▸ **Exercise instructions**
Wherever a line in the data below holds "Work", copy that line.

▸ **Exercise input**
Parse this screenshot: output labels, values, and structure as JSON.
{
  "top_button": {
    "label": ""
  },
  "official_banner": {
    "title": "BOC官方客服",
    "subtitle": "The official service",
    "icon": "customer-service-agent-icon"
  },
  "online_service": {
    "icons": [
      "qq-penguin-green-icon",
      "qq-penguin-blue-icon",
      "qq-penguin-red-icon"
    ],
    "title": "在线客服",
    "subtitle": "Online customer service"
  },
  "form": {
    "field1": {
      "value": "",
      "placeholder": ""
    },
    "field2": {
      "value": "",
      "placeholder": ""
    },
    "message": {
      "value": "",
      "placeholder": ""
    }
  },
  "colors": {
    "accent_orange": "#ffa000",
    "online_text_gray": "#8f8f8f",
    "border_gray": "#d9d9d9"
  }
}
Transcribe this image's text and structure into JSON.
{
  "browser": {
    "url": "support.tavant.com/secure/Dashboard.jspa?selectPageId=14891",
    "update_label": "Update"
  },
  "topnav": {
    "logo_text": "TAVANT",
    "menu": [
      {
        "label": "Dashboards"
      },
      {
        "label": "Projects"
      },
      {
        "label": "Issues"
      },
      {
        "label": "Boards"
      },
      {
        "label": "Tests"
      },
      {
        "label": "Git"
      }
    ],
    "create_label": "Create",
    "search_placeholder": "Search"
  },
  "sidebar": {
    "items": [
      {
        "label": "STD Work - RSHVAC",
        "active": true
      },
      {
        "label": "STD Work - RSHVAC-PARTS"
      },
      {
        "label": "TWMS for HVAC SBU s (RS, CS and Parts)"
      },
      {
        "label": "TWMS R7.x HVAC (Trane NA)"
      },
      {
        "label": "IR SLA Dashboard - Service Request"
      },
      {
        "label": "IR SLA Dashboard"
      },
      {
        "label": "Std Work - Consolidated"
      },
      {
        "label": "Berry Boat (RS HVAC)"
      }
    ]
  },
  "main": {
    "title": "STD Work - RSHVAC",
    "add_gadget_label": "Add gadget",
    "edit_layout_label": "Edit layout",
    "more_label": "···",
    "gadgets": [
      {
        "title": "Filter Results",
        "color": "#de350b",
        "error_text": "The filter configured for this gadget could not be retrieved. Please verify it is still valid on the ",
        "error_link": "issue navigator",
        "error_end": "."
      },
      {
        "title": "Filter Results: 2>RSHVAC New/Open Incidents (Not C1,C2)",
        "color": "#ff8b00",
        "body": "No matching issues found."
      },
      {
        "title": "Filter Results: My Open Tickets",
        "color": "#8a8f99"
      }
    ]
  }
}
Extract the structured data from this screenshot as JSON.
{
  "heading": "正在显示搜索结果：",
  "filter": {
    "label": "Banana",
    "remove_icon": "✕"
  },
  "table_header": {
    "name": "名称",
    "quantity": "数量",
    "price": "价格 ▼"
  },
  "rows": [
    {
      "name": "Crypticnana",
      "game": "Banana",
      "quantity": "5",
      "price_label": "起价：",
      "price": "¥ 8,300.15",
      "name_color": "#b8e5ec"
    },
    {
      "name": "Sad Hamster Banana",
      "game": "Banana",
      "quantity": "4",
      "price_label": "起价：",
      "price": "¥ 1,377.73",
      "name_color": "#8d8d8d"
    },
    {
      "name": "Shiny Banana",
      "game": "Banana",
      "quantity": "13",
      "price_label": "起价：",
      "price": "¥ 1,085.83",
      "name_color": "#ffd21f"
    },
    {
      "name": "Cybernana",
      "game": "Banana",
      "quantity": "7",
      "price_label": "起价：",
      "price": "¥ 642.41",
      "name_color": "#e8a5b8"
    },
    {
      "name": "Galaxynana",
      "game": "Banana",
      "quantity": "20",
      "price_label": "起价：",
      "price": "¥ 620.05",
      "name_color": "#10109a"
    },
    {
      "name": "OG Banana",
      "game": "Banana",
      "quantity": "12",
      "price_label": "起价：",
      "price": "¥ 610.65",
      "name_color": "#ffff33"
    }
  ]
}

▸ **Answer to this problem**
        "label": "STD Work - RSHVAC",
        "label": "STD Work - RSHVAC-PARTS"
        "label": "Std Work - Consolidated"
    "title": "STD Work - RSHVAC",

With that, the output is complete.